EXERCISE AIM: Your task is to filter the data below down to the lines holding "piControl".

--- begin EXERCISE INPUT ---

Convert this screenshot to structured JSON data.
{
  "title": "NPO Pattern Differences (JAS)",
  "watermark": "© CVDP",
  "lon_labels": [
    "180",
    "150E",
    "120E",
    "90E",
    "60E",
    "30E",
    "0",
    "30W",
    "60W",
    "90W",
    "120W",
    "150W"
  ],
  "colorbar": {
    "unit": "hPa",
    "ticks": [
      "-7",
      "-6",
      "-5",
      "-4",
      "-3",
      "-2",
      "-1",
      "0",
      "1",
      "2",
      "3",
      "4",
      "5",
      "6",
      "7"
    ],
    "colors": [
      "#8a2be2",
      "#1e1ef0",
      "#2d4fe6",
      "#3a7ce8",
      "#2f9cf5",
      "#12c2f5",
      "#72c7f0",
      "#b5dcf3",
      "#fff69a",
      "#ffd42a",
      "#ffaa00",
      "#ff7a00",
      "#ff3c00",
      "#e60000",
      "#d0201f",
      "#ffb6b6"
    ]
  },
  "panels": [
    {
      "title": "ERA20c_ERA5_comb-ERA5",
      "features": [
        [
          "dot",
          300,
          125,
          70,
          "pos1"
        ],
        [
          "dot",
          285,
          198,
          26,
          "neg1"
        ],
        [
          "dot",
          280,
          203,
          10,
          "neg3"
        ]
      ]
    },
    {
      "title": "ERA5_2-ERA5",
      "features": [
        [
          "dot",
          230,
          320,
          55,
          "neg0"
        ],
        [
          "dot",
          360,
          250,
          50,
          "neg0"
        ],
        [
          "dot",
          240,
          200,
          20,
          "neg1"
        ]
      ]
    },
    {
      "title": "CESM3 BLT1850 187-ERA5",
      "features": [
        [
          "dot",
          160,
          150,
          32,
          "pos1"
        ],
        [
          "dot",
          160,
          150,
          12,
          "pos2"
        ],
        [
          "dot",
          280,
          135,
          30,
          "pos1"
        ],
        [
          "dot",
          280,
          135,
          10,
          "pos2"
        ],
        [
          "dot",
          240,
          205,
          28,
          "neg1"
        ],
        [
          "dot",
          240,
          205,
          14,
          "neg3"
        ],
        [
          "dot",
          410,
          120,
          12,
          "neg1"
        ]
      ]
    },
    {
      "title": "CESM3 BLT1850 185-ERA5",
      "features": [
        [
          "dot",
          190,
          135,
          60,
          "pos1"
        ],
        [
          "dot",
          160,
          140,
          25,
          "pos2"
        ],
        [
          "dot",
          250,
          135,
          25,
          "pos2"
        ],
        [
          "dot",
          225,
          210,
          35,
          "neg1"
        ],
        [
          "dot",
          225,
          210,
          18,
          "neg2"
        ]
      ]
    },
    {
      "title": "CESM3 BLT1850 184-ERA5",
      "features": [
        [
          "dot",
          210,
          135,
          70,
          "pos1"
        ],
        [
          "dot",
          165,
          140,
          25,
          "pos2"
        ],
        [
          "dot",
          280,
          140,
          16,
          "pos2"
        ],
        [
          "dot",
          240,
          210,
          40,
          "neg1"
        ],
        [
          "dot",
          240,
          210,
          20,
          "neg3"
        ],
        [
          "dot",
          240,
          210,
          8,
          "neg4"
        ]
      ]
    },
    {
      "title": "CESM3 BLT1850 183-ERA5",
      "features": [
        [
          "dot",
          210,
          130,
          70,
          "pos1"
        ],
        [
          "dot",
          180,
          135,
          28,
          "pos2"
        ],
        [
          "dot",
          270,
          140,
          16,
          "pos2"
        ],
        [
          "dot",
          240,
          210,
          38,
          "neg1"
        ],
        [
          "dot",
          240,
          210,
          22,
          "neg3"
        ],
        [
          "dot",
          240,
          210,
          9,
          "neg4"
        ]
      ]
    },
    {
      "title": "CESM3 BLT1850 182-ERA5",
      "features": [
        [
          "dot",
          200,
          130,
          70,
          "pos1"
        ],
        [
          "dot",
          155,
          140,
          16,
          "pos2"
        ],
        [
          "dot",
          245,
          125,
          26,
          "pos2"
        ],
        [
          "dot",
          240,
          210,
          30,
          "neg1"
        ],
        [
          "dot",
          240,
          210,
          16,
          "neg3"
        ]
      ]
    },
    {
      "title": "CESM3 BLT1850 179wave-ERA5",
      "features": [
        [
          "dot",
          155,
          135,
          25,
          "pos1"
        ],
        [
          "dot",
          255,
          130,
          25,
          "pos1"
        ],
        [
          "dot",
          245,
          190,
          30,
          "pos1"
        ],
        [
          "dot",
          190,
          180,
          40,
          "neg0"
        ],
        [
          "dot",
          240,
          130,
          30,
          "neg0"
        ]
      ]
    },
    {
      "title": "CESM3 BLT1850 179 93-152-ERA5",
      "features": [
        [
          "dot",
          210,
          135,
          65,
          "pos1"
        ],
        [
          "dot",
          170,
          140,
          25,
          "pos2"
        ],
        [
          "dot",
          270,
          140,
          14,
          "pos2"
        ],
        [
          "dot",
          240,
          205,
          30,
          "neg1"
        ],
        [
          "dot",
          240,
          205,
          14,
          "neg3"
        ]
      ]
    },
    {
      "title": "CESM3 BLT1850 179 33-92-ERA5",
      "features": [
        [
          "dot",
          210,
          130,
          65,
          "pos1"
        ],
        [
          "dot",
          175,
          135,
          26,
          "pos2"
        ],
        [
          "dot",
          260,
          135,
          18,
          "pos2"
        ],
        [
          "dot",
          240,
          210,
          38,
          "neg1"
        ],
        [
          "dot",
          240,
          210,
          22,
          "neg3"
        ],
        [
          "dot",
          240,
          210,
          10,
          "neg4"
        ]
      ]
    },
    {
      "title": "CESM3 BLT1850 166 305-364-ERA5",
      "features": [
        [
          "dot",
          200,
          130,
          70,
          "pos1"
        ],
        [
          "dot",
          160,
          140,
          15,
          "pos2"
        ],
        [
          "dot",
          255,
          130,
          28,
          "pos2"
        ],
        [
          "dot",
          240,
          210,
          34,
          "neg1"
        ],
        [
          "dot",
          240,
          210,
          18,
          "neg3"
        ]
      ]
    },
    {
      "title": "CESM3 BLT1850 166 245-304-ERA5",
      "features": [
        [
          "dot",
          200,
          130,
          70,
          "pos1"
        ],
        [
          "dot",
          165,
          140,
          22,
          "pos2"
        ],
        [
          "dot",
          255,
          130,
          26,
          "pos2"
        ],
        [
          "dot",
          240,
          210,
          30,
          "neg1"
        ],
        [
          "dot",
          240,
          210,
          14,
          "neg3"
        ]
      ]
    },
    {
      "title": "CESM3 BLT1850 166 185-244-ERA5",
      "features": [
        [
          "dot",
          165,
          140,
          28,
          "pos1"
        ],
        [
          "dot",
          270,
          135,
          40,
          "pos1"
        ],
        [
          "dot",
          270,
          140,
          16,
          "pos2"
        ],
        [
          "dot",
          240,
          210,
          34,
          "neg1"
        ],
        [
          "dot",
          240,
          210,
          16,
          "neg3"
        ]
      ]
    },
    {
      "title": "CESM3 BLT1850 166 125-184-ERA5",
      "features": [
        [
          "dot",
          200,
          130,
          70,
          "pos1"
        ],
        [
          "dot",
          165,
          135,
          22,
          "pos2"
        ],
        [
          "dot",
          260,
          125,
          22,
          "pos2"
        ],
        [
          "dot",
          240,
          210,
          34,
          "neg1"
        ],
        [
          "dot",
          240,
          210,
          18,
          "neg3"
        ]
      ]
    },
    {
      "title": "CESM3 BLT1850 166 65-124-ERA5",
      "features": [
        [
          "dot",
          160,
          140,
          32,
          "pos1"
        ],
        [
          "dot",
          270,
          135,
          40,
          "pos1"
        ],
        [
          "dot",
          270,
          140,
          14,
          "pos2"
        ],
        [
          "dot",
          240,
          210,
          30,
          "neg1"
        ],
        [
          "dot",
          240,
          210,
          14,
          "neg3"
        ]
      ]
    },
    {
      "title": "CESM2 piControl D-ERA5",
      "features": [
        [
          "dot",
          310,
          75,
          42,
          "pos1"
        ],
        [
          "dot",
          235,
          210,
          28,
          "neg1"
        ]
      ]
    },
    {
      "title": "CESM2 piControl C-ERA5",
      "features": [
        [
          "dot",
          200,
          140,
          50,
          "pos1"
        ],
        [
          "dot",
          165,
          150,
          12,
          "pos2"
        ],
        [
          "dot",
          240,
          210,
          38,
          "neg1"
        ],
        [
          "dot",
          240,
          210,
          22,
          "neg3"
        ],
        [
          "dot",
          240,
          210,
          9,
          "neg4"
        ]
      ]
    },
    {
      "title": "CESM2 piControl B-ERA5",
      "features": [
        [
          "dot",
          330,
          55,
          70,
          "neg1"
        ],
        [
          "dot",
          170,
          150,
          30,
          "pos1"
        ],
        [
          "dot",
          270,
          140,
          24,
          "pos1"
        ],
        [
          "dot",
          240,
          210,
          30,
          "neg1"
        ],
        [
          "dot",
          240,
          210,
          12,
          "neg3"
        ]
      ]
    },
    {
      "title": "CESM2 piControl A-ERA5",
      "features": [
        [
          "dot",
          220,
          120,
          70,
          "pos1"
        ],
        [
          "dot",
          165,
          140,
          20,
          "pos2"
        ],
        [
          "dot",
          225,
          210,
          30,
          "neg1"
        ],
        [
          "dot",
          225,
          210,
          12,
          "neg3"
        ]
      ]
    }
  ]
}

--- end EXERCISE INPUT ---

TASK RESULT:
      "title": "CESM2 piControl D-ERA5",
      "title": "CESM2 piControl C-ERA5",
      "title": "CESM2 piControl B-ERA5",
      "title": "CESM2 piControl A-ERA5",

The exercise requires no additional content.